:: Your instructions ::
Can you output the material exactly as written, minus any pictures it holds?

Data entries
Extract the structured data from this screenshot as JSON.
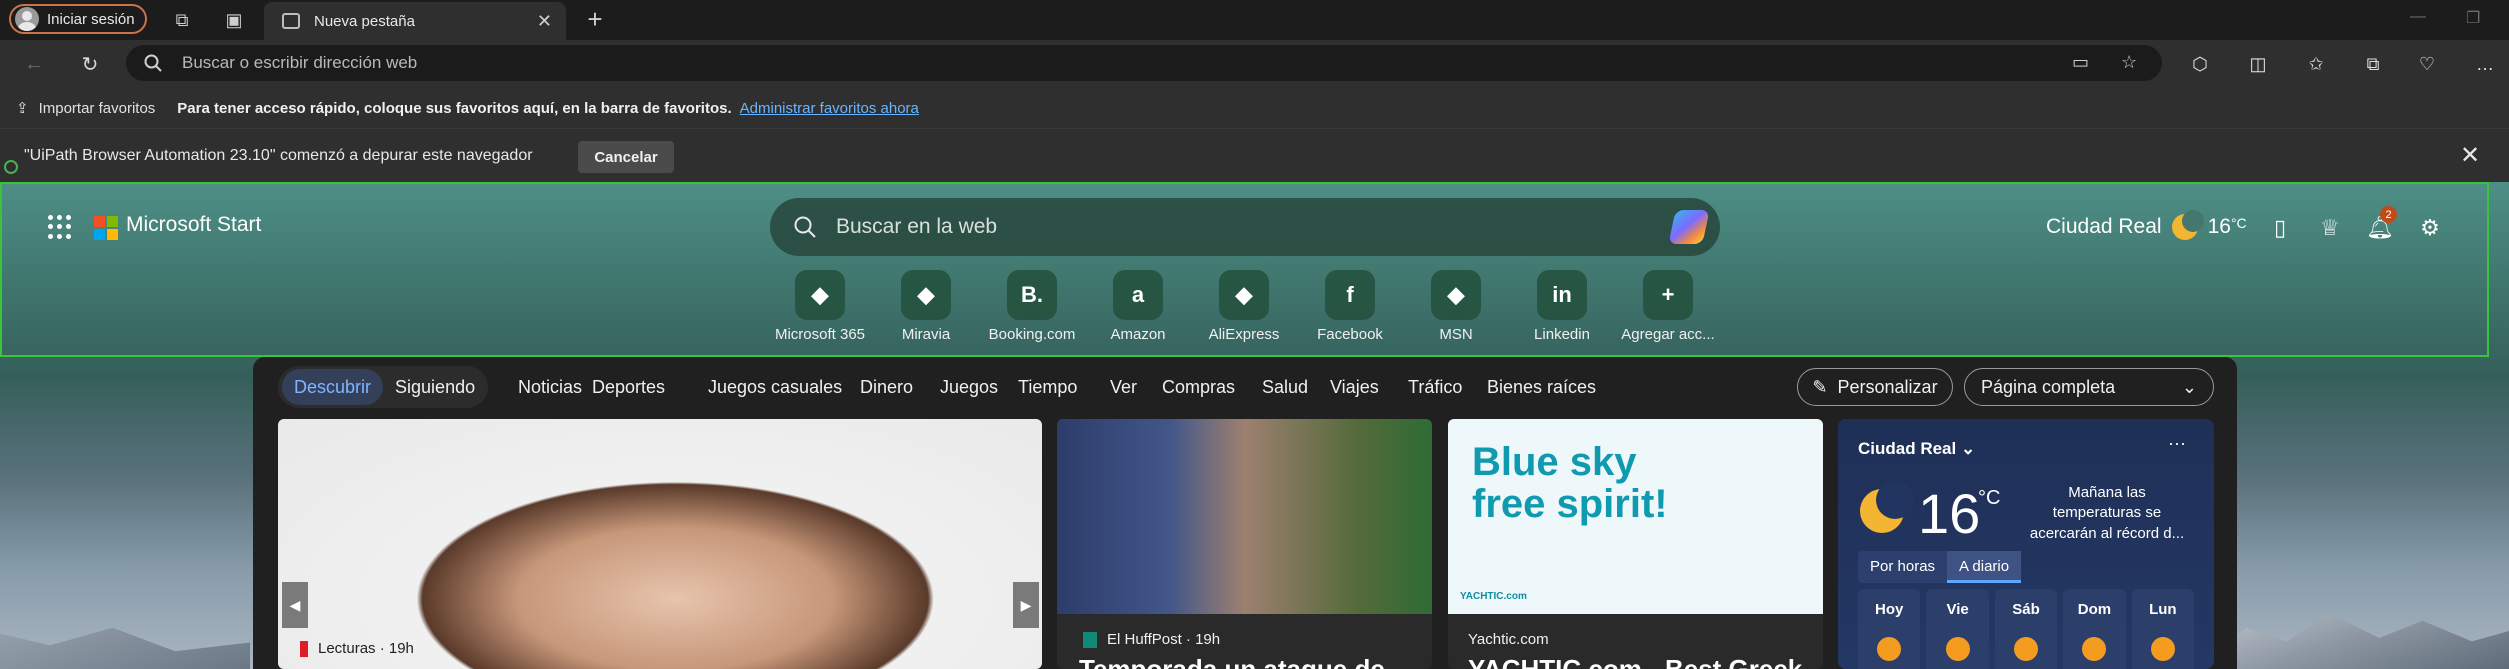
{
  "browser": {
    "profile_label": "Iniciar sesión",
    "tab_title": "Nueva pestaña",
    "address_placeholder": "Buscar o escribir dirección web"
  },
  "favorites_bar": {
    "import_label": "Importar favoritos",
    "message": "Para tener acceso rápido, coloque sus favoritos aquí, en la barra de favoritos.",
    "manage_link": "Administrar favoritos ahora"
  },
  "infobar": {
    "message": "\"UiPath Browser Automation 23.10\" comenzó a depurar este navegador",
    "cancel_label": "Cancelar"
  },
  "start": {
    "brand": "Microsoft Start",
    "search_placeholder": "Buscar en la web",
    "location": "Ciudad Real",
    "temperature": "16",
    "temp_unit": "°C",
    "notification_count": "2",
    "quick_links": [
      {
        "label": "Microsoft 365",
        "icon": "microsoft-365-icon"
      },
      {
        "label": "Miravia",
        "icon": "miravia-icon"
      },
      {
        "label": "Booking.com",
        "icon": "booking-icon",
        "glyph": "B."
      },
      {
        "label": "Amazon",
        "icon": "amazon-icon",
        "glyph": "a"
      },
      {
        "label": "AliExpress",
        "icon": "aliexpress-icon"
      },
      {
        "label": "Facebook",
        "icon": "facebook-icon",
        "glyph": "f"
      },
      {
        "label": "MSN",
        "icon": "msn-icon"
      },
      {
        "label": "Linkedin",
        "icon": "linkedin-icon",
        "glyph": "in"
      },
      {
        "label": "Agregar acc...",
        "icon": "add-icon",
        "glyph": "+"
      }
    ]
  },
  "feed": {
    "tabs": {
      "active": "Descubrir",
      "other": "Siguiendo"
    },
    "categories": [
      "Noticias",
      "Deportes",
      "Juegos casuales",
      "Dinero",
      "Juegos",
      "Tiempo",
      "Ver",
      "Compras",
      "Salud",
      "Viajes",
      "Tráfico",
      "Bienes raíces"
    ],
    "personalize_label": "Personalizar",
    "view_select": "Página completa",
    "hero": {
      "source": "Lecturas · 19h"
    },
    "card2": {
      "source": "El HuffPost · 19h",
      "headline": "Temporada un ataque de"
    },
    "card3": {
      "ad_title": "Blue sky free spirit!",
      "ad_brand": "YACHTIC.com",
      "source": "Yachtic.com",
      "headline": "YACHTIC.com - Best Greek"
    }
  },
  "weather": {
    "location": "Ciudad Real",
    "temperature": "16",
    "unit": "°C",
    "note": "Mañana las temperaturas se acercarán al récord d...",
    "tabs": [
      "Por horas",
      "A diario"
    ],
    "days": [
      "Hoy",
      "Vie",
      "Sáb",
      "Dom",
      "Lun"
    ]
  },
  "colors": {
    "accent": "#7fb4ff",
    "profile_border": "#c8754b",
    "link": "#6ab4ff",
    "highlight": "#3ac43a"
  }
}
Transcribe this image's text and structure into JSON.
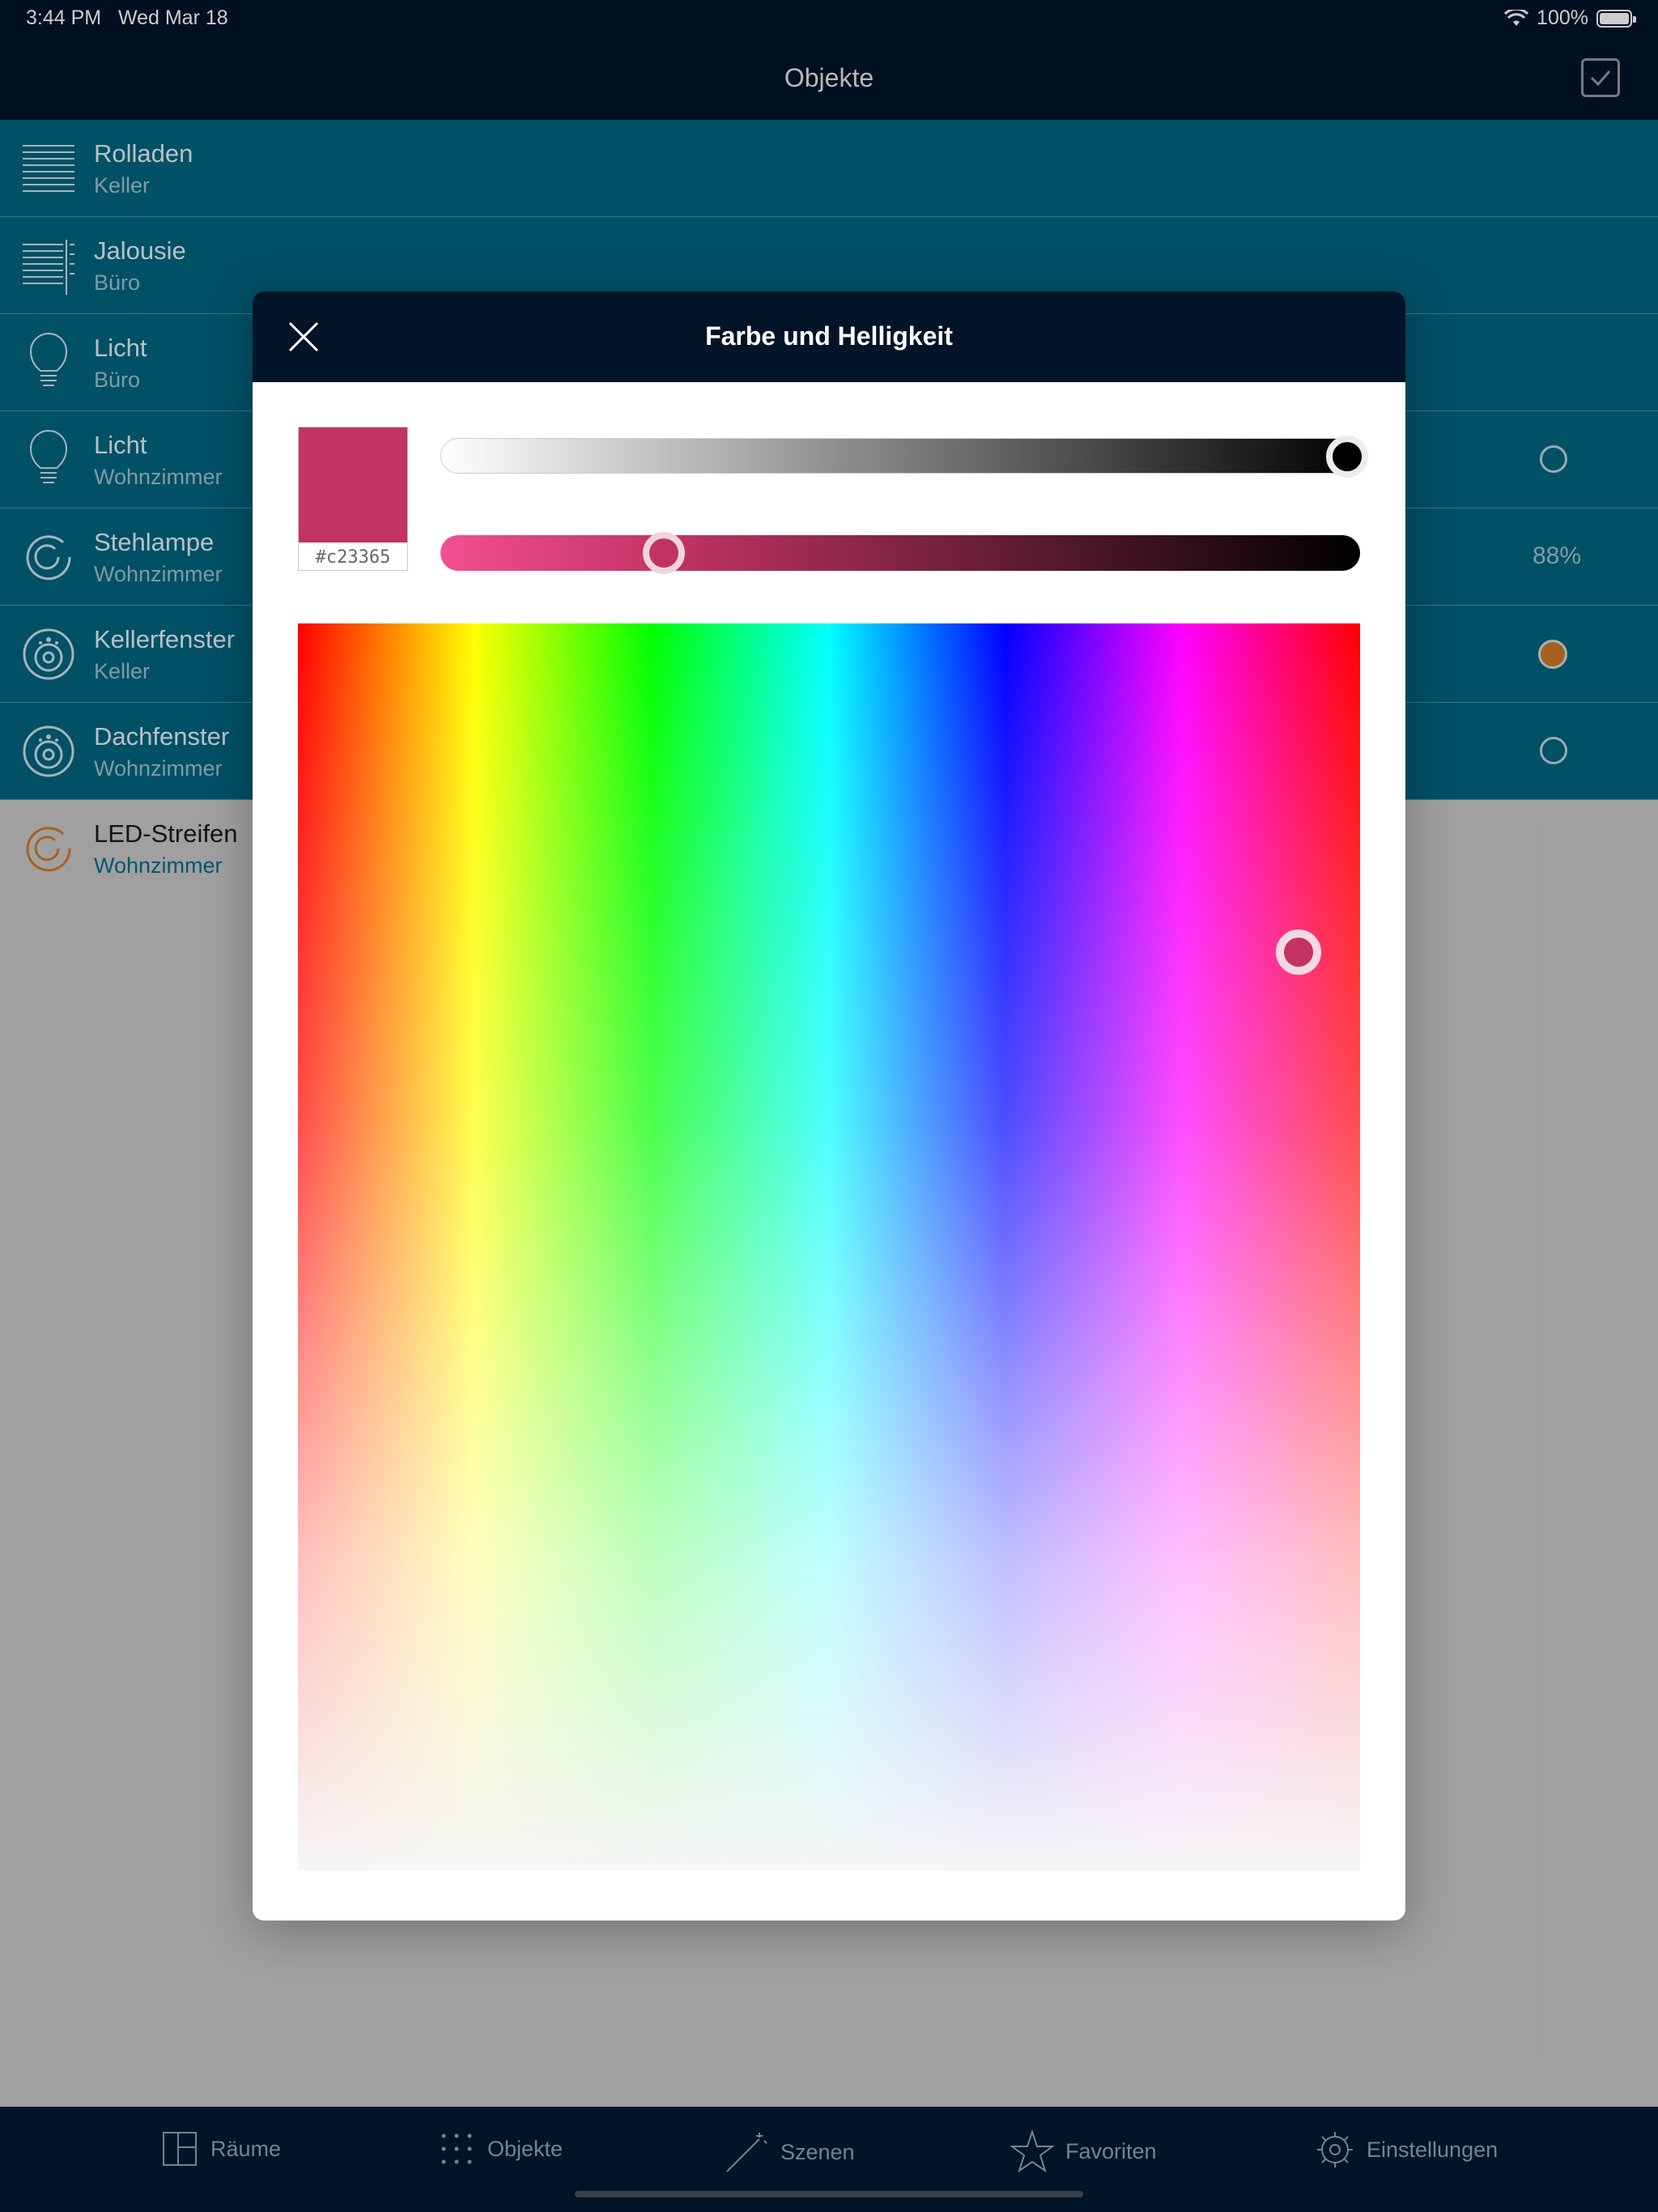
{
  "status": {
    "time": "3:44 PM",
    "date": "Wed Mar 18",
    "battery": "100%"
  },
  "nav": {
    "title": "Objekte"
  },
  "items": [
    {
      "name": "Rolladen",
      "room": "Keller",
      "icon": "roller-shutter-icon",
      "state": ""
    },
    {
      "name": "Jalousie",
      "room": "Büro",
      "icon": "blinds-icon",
      "state": ""
    },
    {
      "name": "Licht",
      "room": "Büro",
      "icon": "bulb-icon",
      "state": ""
    },
    {
      "name": "Licht",
      "room": "Wohnzimmer",
      "icon": "bulb-icon",
      "state": "off"
    },
    {
      "name": "Stehlampe",
      "room": "Wohnzimmer",
      "icon": "dimmer-icon",
      "state": "88%"
    },
    {
      "name": "Kellerfenster",
      "room": "Keller",
      "icon": "window-contact-icon",
      "state": "on"
    },
    {
      "name": "Dachfenster",
      "room": "Wohnzimmer",
      "icon": "window-contact-icon",
      "state": "off"
    },
    {
      "name": "LED-Streifen",
      "room": "Wohnzimmer",
      "icon": "led-strip-icon",
      "state": ""
    }
  ],
  "modal": {
    "title": "Farbe und Helligkeit",
    "hex": "#c23365",
    "color": "#c23365",
    "brightness_level": 1.0,
    "shade_level": 0.25
  },
  "tabs": [
    {
      "label": "Räume",
      "icon": "rooms-icon"
    },
    {
      "label": "Objekte",
      "icon": "objects-grid-icon"
    },
    {
      "label": "Szenen",
      "icon": "magic-wand-icon"
    },
    {
      "label": "Favoriten",
      "icon": "star-icon"
    },
    {
      "label": "Einstellungen",
      "icon": "gear-icon"
    }
  ]
}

:: Solution to this task ::
Extract the structured data from this screenshot as JSON.
{
  "browser": {
    "profile_label": "Iniciar sesión",
    "tab_title": "Nueva pestaña",
    "address_placeholder": "Buscar o escribir dirección web"
  },
  "favorites_bar": {
    "import_label": "Importar favoritos",
    "message": "Para tener acceso rápido, coloque sus favoritos aquí, en la barra de favoritos.",
    "manage_link": "Administrar favoritos ahora"
  },
  "infobar": {
    "message": "\"UiPath Browser Automation 23.10\" comenzó a depurar este navegador",
    "cancel_label": "Cancelar"
  },
  "start": {
    "brand": "Microsoft Start",
    "search_placeholder": "Buscar en la web",
    "location": "Ciudad Real",
    "temperature": "16",
    "temp_unit": "°C",
    "notification_count": "2",
    "quick_links": [
      {
        "label": "Microsoft 365",
        "icon": "microsoft-365-icon"
      },
      {
        "label": "Miravia",
        "icon": "miravia-icon"
      },
      {
        "label": "Booking.com",
        "icon": "booking-icon",
        "glyph": "B."
      },
      {
        "label": "Amazon",
        "icon": "amazon-icon",
        "glyph": "a"
      },
      {
        "label": "AliExpress",
        "icon": "aliexpress-icon"
      },
      {
        "label": "Facebook",
        "icon": "facebook-icon",
        "glyph": "f"
      },
      {
        "label": "MSN",
        "icon": "msn-icon"
      },
      {
        "label": "Linkedin",
        "icon": "linkedin-icon",
        "glyph": "in"
      },
      {
        "label": "Agregar acc...",
        "icon": "add-icon",
        "glyph": "+"
      }
    ]
  },
  "feed": {
    "tabs": {
      "active": "Descubrir",
      "other": "Siguiendo"
    },
    "categories": [
      "Noticias",
      "Deportes",
      "Juegos casuales",
      "Dinero",
      "Juegos",
      "Tiempo",
      "Ver",
      "Compras",
      "Salud",
      "Viajes",
      "Tráfico",
      "Bienes raíces"
    ],
    "personalize_label": "Personalizar",
    "view_select": "Página completa",
    "hero": {
      "source": "Lecturas · 19h"
    },
    "card2": {
      "source": "El HuffPost · 19h",
      "headline": "Temporada un ataque de"
    },
    "card3": {
      "ad_title": "Blue sky free spirit!",
      "ad_brand": "YACHTIC.com",
      "source": "Yachtic.com",
      "headline": "YACHTIC.com - Best Greek"
    }
  },
  "weather": {
    "location": "Ciudad Real",
    "temperature": "16",
    "unit": "°C",
    "note": "Mañana las temperaturas se acercarán al récord d...",
    "tabs": [
      "Por horas",
      "A diario"
    ],
    "days": [
      "Hoy",
      "Vie",
      "Sáb",
      "Dom",
      "Lun"
    ]
  },
  "colors": {
    "accent": "#7fb4ff",
    "profile_border": "#c8754b",
    "link": "#6ab4ff",
    "highlight": "#3ac43a"
  }
}
Transcribe this image's text and structure into JSON.
{
  "status": {
    "time": "3:44 PM",
    "date": "Wed Mar 18",
    "battery": "100%"
  },
  "nav": {
    "title": "Objekte"
  },
  "items": [
    {
      "name": "Rolladen",
      "room": "Keller",
      "icon": "roller-shutter-icon",
      "state": ""
    },
    {
      "name": "Jalousie",
      "room": "Büro",
      "icon": "blinds-icon",
      "state": ""
    },
    {
      "name": "Licht",
      "room": "Büro",
      "icon": "bulb-icon",
      "state": ""
    },
    {
      "name": "Licht",
      "room": "Wohnzimmer",
      "icon": "bulb-icon",
      "state": "off"
    },
    {
      "name": "Stehlampe",
      "room": "Wohnzimmer",
      "icon": "dimmer-icon",
      "state": "88%"
    },
    {
      "name": "Kellerfenster",
      "room": "Keller",
      "icon": "window-contact-icon",
      "state": "on"
    },
    {
      "name": "Dachfenster",
      "room": "Wohnzimmer",
      "icon": "window-contact-icon",
      "state": "off"
    },
    {
      "name": "LED-Streifen",
      "room": "Wohnzimmer",
      "icon": "led-strip-icon",
      "state": ""
    }
  ],
  "modal": {
    "title": "Farbe und Helligkeit",
    "hex": "#c23365",
    "color": "#c23365",
    "brightness_level": 1.0,
    "shade_level": 0.25
  },
  "tabs": [
    {
      "label": "Räume",
      "icon": "rooms-icon"
    },
    {
      "label": "Objekte",
      "icon": "objects-grid-icon"
    },
    {
      "label": "Szenen",
      "icon": "magic-wand-icon"
    },
    {
      "label": "Favoriten",
      "icon": "star-icon"
    },
    {
      "label": "Einstellungen",
      "icon": "gear-icon"
    }
  ]
}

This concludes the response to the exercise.